Pick out the lines below that include the string "एकदम".

Input material:
************

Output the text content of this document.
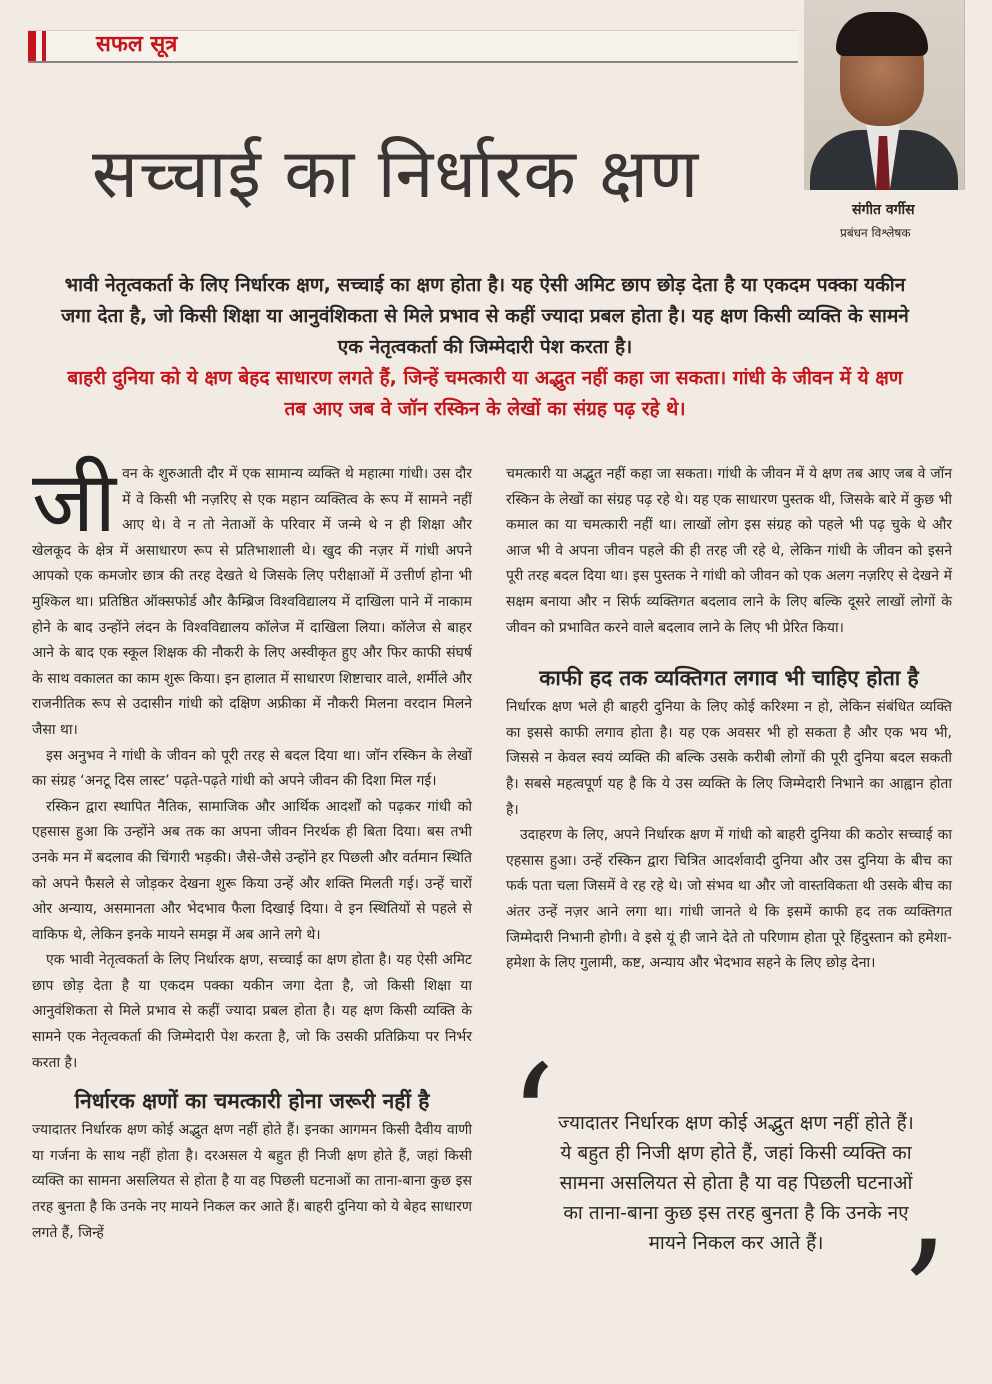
सफल सूत्र
सच्चाई का निर्धारक क्षण	संगीत वर्गीस
प्रबंधन विश्लेषक

भावी नेतृत्वकर्ता के लिए निर्धारक क्षण, सच्चाई का क्षण होता है। यह ऐसी अमिट छाप छोड़ देता है या एकदम पक्का यकीन जगा देता है, जो किसी शिक्षा या आनुवंशिकता से मिले प्रभाव से कहीं ज्यादा प्रबल होता है। यह क्षण किसी व्यक्ति के सामने एक नेतृत्वकर्ता की जिम्मेदारी पेश करता है।

बाहरी दुनिया को ये क्षण बेहद साधारण लगते हैं, जिन्हें चमत्कारी या अद्भुत नहीं कहा जा सकता। गांधी के जीवन में ये क्षण तब आए जब वे जॉन रस्किन के लेखों का संग्रह पढ़ रहे थे।

जीवन के शुरुआती दौर में एक सामान्य व्यक्ति थे महात्मा गांधी। उस दौर में वे किसी भी नज़रिए से एक महान व्यक्तित्व के रूप में सामने नहीं आए थे। वे न तो नेताओं के परिवार में जन्मे थे न ही शिक्षा और खेलकूद के क्षेत्र में असाधारण रूप से प्रतिभाशाली थे। खुद की नज़र में गांधी अपने आपको एक कमजोर छात्र की तरह देखते थे जिसके लिए परीक्षाओं में उत्तीर्ण होना भी मुश्किल था। प्रतिष्ठित ऑक्सफोर्ड और कैम्ब्रिज विश्वविद्यालय में दाखिला पाने में नाकाम होने के बाद उन्होंने लंदन के विश्वविद्यालय कॉलेज में दाखिला लिया। कॉलेज से बाहर आने के बाद एक स्कूल शिक्षक की नौकरी के लिए अस्वीकृत हुए और फिर काफी संघर्ष के साथ वकालत का काम शुरू किया। इन हालात में साधारण शिष्टाचार वाले, शर्मीले और राजनीतिक रूप से उदासीन गांधी को दक्षिण अफ्रीका में नौकरी मिलना वरदान मिलने जैसा था।

इस अनुभव ने गांधी के जीवन को पूरी तरह से बदल दिया था। जॉन रस्किन के लेखों का संग्रह ‘अनटू दिस लास्ट’ पढ़ते-पढ़ते गांधी को अपने जीवन की दिशा मिल गई।

रस्किन द्वारा स्थापित नैतिक, सामाजिक और आर्थिक आदर्शों को पढ़कर गांधी को एहसास हुआ कि उन्होंने अब तक का अपना जीवन निरर्थक ही बिता दिया। बस तभी उनके मन में बदलाव की चिंगारी भड़की। जैसे-जैसे उन्होंने हर पिछली और वर्तमान स्थिति को अपने फैसले से जोड़कर देखना शुरू किया उन्हें और शक्ति मिलती गई। उन्हें चारों ओर अन्याय, असमानता और भेदभाव फैला दिखाई दिया। वे इन स्थितियों से पहले से वाकिफ थे, लेकिन इनके मायने समझ में अब आने लगे थे।

एक भावी नेतृत्वकर्ता के लिए निर्धारक क्षण, सच्चाई का क्षण होता है। यह ऐसी अमिट छाप छोड़ देता है या एकदम पक्का यकीन जगा देता है, जो किसी शिक्षा या आनुवंशिकता से मिले प्रभाव से कहीं ज्यादा प्रबल होता है। यह क्षण किसी व्यक्ति के सामने एक नेतृत्वकर्ता की जिम्मेदारी पेश करता है, जो कि उसकी प्रतिक्रिया पर निर्भर करता है।

निर्धारक क्षणों का चमत्कारी होना जरूरी नहीं है

ज्यादातर निर्धारक क्षण कोई अद्भुत क्षण नहीं होते हैं। इनका आगमन किसी दैवीय वाणी या गर्जना के साथ नहीं होता है। दरअसल ये बहुत ही निजी क्षण होते हैं, जहां किसी व्यक्ति का सामना असलियत से होता है या वह पिछली घटनाओं का ताना-बाना कुछ इस तरह बुनता है कि उनके नए मायने निकल कर आते हैं। बाहरी दुनिया को ये बेहद साधारण लगते हैं, जिन्हें

चमत्कारी या अद्भुत नहीं कहा जा सकता। गांधी के जीवन में ये क्षण तब आए जब वे जॉन रस्किन के लेखों का संग्रह पढ़ रहे थे। यह एक साधारण पुस्तक थी, जिसके बारे में कुछ भी कमाल का या चमत्कारी नहीं था। लाखों लोग इस संग्रह को पहले भी पढ़ चुके थे और आज भी वे अपना जीवन पहले की ही तरह जी रहे थे, लेकिन गांधी के जीवन को इसने पूरी तरह बदल दिया था। इस पुस्तक ने गांधी को जीवन को एक अलग नज़रिए से देखने में सक्षम बनाया और न सिर्फ व्यक्तिगत बदलाव लाने के लिए बल्कि दूसरे लाखों लोगों के जीवन को प्रभावित करने वाले बदलाव लाने के लिए भी प्रेरित किया।

काफी हद तक व्यक्तिगत लगाव भी चाहिए होता है

निर्धारक क्षण भले ही बाहरी दुनिया के लिए कोई करिश्मा न हो, लेकिन संबंधित व्यक्ति का इससे काफी लगाव होता है। यह एक अवसर भी हो सकता है और एक भय भी, जिससे न केवल स्वयं व्यक्ति की बल्कि उसके करीबी लोगों की पूरी दुनिया बदल सकती है। सबसे महत्वपूर्ण यह है कि ये उस व्यक्ति के लिए जिम्मेदारी निभाने का आह्वान होता है।

उदाहरण के लिए, अपने निर्धारक क्षण में गांधी को बाहरी दुनिया की कठोर सच्चाई का एहसास हुआ। उन्हें रस्किन द्वारा चित्रित आदर्शवादी दुनिया और उस दुनिया के बीच का फर्क पता चला जिसमें वे रह रहे थे। जो संभव था और जो वास्तविकता थी उसके बीच का अंतर उन्हें नज़र आने लगा था। गांधी जानते थे कि इसमें काफी हद तक व्यक्तिगत जिम्मेदारी निभानी होगी। वे इसे यूं ही जाने देते तो परिणाम होता पूरे हिंदुस्तान को हमेशा-हमेशा के लिए गुलामी, कष्ट, अन्याय और भेदभाव सहने के लिए छोड़ देना।

‘ ज्यादातर निर्धारक क्षण कोई अद्भुत क्षण नहीं होते हैं। ये बहुत ही निजी क्षण होते हैं, जहां किसी व्यक्ति का सामना असलियत से होता है या वह पिछली घटनाओं का ताना-बाना कुछ इस तरह बुनता है कि उनके नए मायने निकल कर आते हैं। ’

************

Solution for this problem:
भावी नेतृत्वकर्ता के लिए निर्धारक क्षण, सच्चाई का क्षण होता है। यह ऐसी अमिट छाप छोड़ देता है या एकदम पक्का यकीन जगा देता है, जो किसी शिक्षा या आनुवंशिकता से मिले प्रभाव से कहीं ज्यादा प्रबल होता है। यह क्षण किसी व्यक्ति के सामने एक नेतृत्वकर्ता की जिम्मेदारी पेश करता है।
एक भावी नेतृत्वकर्ता के लिए निर्धारक क्षण, सच्चाई का क्षण होता है। यह ऐसी अमिट छाप छोड़ देता है या एकदम पक्का यकीन जगा देता है, जो किसी शिक्षा या आनुवंशिकता से मिले प्रभाव से कहीं ज्यादा प्रबल होता है। यह क्षण किसी व्यक्ति के सामने एक नेतृत्वकर्ता की जिम्मेदारी पेश करता है, जो कि उसकी प्रतिक्रिया पर निर्भर करता है।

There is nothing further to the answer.